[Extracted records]
----

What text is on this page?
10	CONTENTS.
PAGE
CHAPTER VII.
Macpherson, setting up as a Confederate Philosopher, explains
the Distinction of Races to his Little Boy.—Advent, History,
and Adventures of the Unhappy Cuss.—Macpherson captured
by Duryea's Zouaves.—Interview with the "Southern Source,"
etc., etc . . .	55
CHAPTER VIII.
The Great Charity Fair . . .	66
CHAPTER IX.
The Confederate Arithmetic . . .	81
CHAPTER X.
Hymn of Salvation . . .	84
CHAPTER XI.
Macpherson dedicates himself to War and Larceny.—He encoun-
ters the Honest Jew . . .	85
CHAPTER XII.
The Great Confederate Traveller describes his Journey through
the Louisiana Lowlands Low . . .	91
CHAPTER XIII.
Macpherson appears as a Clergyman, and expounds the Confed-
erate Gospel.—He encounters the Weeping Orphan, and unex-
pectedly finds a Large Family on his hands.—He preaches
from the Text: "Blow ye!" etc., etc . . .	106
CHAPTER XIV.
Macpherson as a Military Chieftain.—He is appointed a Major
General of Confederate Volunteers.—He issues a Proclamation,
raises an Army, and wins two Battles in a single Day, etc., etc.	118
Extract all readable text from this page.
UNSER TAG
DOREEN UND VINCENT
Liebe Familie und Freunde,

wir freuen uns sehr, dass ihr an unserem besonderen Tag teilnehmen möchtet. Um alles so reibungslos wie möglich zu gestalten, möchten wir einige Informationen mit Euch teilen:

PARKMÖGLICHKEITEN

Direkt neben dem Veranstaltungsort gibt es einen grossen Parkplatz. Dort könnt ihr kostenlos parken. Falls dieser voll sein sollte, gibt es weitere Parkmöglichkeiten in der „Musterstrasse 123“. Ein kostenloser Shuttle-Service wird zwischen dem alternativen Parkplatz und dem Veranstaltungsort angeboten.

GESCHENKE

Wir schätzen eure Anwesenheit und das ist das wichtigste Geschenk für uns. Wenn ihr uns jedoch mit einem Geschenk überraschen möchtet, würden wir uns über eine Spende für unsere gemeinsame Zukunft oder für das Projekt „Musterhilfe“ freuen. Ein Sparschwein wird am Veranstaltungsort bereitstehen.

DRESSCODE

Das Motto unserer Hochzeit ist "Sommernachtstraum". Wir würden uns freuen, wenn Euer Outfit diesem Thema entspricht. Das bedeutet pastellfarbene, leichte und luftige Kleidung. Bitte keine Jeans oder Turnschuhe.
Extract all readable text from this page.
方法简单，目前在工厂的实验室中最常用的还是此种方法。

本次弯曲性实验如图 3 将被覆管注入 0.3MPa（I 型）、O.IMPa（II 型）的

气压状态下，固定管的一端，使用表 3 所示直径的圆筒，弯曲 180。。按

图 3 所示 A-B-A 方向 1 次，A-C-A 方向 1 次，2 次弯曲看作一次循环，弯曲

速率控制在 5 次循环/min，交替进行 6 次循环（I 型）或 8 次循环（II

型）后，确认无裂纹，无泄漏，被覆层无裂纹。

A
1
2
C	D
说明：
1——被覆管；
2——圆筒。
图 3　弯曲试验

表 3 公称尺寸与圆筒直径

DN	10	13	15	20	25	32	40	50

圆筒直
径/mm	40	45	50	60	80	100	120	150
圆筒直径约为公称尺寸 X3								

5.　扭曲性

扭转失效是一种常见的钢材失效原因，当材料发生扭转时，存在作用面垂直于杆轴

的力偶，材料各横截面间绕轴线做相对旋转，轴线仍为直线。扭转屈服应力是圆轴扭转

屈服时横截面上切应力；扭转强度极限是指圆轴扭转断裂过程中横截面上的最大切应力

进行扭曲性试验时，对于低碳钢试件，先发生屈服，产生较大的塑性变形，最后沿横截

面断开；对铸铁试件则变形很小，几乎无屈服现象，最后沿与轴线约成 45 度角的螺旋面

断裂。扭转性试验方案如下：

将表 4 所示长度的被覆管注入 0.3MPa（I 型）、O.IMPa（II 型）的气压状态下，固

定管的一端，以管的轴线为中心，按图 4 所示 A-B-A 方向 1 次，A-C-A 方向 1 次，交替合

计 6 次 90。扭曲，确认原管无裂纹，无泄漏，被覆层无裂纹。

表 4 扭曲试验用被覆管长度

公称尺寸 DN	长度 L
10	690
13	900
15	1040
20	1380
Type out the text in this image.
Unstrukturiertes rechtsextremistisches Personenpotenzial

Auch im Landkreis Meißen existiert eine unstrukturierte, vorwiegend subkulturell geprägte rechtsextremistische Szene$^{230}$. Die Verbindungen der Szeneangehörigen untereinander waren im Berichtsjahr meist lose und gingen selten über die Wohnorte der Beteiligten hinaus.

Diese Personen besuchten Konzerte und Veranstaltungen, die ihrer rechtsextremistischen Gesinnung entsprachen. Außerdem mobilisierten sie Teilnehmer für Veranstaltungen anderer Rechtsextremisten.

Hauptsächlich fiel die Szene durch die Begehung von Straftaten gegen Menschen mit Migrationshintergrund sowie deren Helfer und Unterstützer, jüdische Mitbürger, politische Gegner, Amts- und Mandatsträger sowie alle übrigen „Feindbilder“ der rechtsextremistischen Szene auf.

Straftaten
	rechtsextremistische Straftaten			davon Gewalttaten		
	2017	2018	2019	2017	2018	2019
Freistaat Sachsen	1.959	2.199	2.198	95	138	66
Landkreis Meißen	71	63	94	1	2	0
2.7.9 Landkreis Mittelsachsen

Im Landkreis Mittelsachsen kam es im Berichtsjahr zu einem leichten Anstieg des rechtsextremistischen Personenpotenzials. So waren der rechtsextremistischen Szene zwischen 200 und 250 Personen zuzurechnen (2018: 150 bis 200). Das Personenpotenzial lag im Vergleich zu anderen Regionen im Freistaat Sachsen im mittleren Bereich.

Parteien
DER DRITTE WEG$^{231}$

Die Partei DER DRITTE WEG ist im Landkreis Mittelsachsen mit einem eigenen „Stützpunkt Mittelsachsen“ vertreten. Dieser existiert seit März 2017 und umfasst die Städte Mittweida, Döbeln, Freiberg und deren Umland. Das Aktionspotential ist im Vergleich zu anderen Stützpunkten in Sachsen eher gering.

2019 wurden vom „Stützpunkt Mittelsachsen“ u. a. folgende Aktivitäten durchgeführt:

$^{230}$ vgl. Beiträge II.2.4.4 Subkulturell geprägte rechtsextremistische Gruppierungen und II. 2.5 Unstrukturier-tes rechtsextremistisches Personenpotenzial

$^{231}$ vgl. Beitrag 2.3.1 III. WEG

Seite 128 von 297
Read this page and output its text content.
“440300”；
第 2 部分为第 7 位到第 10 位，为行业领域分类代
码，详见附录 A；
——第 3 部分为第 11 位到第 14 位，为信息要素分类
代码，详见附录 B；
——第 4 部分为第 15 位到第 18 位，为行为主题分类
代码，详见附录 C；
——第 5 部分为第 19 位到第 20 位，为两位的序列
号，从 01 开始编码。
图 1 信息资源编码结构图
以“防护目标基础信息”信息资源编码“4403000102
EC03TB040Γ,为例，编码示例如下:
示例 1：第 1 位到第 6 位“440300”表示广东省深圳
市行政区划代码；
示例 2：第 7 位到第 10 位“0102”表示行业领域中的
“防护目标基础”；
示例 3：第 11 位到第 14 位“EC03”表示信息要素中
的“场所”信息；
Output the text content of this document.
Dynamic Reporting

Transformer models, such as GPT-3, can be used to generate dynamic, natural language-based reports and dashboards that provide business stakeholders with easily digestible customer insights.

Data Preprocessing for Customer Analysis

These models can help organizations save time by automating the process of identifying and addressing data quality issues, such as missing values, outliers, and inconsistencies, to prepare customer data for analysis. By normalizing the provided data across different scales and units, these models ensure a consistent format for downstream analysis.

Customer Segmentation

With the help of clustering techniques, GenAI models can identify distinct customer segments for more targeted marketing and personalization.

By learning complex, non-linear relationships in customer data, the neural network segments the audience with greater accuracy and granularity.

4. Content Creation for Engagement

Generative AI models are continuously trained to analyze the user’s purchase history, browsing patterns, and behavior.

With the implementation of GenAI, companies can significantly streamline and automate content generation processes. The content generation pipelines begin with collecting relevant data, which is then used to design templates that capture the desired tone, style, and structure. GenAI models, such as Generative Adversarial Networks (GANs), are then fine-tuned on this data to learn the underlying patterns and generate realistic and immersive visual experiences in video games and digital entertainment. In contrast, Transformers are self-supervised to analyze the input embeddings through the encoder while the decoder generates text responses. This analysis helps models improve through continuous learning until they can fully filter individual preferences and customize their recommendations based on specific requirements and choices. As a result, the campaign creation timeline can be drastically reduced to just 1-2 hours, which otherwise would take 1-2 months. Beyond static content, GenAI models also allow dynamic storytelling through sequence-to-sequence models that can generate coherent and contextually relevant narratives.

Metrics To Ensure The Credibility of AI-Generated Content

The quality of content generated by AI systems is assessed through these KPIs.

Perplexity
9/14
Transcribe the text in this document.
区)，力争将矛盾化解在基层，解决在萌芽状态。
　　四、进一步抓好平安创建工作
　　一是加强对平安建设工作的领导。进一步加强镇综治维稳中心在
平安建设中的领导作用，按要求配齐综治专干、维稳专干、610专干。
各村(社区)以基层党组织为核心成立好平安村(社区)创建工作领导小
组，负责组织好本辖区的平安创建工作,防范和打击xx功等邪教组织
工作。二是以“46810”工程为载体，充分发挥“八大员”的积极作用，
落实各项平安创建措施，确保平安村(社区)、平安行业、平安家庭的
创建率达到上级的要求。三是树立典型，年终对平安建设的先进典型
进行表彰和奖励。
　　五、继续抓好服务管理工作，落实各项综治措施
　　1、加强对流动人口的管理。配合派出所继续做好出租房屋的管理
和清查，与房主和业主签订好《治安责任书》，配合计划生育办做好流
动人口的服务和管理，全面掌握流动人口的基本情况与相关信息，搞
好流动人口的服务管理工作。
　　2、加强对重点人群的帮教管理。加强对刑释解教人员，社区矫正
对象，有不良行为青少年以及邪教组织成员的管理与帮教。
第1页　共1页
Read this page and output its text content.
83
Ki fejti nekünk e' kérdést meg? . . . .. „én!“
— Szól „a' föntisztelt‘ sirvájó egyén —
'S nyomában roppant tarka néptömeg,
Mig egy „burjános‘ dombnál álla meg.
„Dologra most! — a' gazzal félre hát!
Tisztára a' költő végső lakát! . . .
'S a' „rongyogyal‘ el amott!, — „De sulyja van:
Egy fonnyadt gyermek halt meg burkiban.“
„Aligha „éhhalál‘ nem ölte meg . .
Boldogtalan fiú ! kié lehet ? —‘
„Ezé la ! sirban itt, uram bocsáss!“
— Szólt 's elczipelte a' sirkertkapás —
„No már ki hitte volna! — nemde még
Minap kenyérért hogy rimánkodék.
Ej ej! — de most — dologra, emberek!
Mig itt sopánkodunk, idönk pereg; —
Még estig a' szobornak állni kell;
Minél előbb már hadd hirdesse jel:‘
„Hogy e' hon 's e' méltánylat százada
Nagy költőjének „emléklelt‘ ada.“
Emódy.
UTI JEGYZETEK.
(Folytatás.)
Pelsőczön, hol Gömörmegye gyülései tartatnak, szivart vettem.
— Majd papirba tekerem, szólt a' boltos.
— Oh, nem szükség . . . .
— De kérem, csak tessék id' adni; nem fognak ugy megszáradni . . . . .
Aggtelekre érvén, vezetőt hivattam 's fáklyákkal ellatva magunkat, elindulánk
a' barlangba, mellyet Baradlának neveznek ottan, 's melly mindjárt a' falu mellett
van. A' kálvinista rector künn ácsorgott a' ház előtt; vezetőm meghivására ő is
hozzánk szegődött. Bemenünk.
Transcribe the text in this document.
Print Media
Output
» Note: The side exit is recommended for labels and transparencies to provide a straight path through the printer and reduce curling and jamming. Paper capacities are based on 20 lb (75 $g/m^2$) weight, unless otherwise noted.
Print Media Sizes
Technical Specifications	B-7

----

» Set exercise
Identify every line above with the string "Stützpunkt" in it. Copy those lines.

» Problem solution
Die Partei DER DRITTE WEG ist im Landkreis Mittelsachsen mit einem eigenen „Stützpunkt Mittelsachsen“ vertreten. Dieser existiert seit März 2017 und umfasst die Städte Mittweida, Döbeln, Freiberg und deren Umland. Das Aktionspotential ist im Vergleich zu anderen Stützpunkten in Sachsen eher gering.
2019 wurden vom „Stützpunkt Mittelsachsen“ u. a. folgende Aktivitäten durchgeführt:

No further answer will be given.